### Material shown ###

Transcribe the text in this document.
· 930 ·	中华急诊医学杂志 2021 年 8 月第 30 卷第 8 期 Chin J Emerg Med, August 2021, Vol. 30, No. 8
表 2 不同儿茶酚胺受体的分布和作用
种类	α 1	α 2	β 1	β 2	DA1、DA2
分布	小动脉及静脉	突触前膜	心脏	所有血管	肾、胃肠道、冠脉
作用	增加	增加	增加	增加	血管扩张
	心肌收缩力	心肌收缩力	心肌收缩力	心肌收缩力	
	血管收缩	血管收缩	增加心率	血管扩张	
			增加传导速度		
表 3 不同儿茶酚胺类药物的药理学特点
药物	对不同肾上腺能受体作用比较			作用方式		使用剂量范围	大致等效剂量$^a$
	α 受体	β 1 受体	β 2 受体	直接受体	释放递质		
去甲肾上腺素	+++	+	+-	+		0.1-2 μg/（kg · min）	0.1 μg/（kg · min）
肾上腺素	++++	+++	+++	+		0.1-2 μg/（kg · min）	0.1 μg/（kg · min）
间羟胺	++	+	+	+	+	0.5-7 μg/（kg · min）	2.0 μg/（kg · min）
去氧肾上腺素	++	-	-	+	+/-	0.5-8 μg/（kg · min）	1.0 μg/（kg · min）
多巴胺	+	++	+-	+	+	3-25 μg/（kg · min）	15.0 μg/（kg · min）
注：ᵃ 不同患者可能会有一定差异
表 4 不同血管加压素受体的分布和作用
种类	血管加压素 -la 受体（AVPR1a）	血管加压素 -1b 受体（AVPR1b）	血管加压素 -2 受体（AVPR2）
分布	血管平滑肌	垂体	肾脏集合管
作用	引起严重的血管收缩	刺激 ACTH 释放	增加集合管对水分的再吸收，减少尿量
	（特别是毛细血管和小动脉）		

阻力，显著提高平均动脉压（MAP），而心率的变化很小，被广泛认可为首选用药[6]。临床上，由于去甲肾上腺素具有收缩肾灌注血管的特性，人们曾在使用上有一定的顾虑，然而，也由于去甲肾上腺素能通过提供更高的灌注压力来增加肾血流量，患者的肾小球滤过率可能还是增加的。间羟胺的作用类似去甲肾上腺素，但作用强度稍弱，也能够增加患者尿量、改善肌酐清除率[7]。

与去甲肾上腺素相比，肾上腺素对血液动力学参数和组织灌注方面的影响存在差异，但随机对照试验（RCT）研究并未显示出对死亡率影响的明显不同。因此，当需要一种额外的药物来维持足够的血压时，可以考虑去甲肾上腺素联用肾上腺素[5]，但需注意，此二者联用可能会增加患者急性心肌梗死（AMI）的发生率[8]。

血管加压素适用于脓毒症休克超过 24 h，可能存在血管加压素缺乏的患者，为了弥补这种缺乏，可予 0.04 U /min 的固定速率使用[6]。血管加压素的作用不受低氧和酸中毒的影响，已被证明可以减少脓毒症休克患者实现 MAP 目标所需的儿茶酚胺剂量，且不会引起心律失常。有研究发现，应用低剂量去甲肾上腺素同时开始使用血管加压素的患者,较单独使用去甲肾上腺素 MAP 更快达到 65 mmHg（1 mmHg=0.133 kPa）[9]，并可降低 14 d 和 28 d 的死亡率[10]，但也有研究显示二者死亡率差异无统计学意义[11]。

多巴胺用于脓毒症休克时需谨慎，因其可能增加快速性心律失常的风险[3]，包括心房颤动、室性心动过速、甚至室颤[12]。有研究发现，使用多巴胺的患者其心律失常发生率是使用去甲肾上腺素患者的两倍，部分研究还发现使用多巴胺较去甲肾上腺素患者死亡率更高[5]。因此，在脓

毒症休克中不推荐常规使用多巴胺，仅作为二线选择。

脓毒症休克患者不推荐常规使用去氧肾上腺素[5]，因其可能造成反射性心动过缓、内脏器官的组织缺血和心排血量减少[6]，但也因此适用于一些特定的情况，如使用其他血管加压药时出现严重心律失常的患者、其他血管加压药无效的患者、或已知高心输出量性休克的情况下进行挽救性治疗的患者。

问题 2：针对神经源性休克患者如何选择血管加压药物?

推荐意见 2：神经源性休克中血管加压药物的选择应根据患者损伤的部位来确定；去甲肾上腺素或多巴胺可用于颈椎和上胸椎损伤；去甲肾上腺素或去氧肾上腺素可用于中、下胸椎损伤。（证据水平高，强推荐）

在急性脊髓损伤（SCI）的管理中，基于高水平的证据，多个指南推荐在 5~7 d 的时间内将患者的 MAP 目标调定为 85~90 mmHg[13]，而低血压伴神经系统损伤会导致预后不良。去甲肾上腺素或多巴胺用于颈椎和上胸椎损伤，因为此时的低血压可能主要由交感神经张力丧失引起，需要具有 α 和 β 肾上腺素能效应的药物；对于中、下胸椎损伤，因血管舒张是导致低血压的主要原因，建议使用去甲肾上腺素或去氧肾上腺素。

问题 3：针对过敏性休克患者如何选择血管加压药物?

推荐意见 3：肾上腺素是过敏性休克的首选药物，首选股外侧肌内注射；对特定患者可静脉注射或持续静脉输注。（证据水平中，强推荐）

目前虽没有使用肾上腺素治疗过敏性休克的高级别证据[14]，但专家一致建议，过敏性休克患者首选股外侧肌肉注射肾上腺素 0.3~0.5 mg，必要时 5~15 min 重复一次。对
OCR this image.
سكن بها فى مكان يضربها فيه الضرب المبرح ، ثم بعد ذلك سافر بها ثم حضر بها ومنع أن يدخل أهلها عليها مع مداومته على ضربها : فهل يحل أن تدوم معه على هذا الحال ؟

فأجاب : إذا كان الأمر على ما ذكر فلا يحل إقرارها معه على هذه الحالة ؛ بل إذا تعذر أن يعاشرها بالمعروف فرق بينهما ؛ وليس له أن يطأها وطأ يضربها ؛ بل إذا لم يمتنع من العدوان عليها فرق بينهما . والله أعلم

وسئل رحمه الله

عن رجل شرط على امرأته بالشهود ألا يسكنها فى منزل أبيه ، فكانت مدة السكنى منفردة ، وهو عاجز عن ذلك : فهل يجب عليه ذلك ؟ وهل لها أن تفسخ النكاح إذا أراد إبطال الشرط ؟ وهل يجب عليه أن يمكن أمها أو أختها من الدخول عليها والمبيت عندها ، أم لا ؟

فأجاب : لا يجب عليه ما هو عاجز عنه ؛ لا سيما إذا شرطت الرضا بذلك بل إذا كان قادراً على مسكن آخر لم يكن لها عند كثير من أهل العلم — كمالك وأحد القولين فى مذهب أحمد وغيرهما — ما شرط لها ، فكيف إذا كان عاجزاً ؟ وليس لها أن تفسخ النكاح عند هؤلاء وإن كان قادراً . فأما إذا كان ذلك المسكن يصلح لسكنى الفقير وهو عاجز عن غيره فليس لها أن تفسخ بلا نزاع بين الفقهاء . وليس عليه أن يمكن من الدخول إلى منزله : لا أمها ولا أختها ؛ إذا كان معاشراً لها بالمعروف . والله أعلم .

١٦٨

###

### Requirements
Gather each line from the entries above that includes the word "有研究发现".

### Task answer
血管加压素适用于脓毒症休克超过 24 h，可能存在血管加压素缺乏的患者，为了弥补这种缺乏，可予 0.04 U /min 的固定速率使用[6]。血管加压素的作用不受低氧和酸中毒的影响，已被证明可以减少脓毒症休克患者实现 MAP 目标所需的儿茶酚胺剂量，且不会引起心律失常。有研究发现，应用低剂量去甲肾上腺素同时开始使用血管加压素的患者,较单独使用去甲肾上腺素 MAP 更快达到 65 mmHg（1 mmHg=0.133 kPa）[9]，并可降低 14 d 和 28 d 的死亡率[10]，但也有研究显示二者死亡率差异无统计学意义[11]。
多巴胺用于脓毒症休克时需谨慎，因其可能增加快速性心律失常的风险[3]，包括心房颤动、室性心动过速、甚至室颤[12]。有研究发现，使用多巴胺的患者其心律失常发生率是使用去甲肾上腺素患者的两倍，部分研究还发现使用多巴胺较去甲肾上腺素患者死亡率更高[5]。因此，在脓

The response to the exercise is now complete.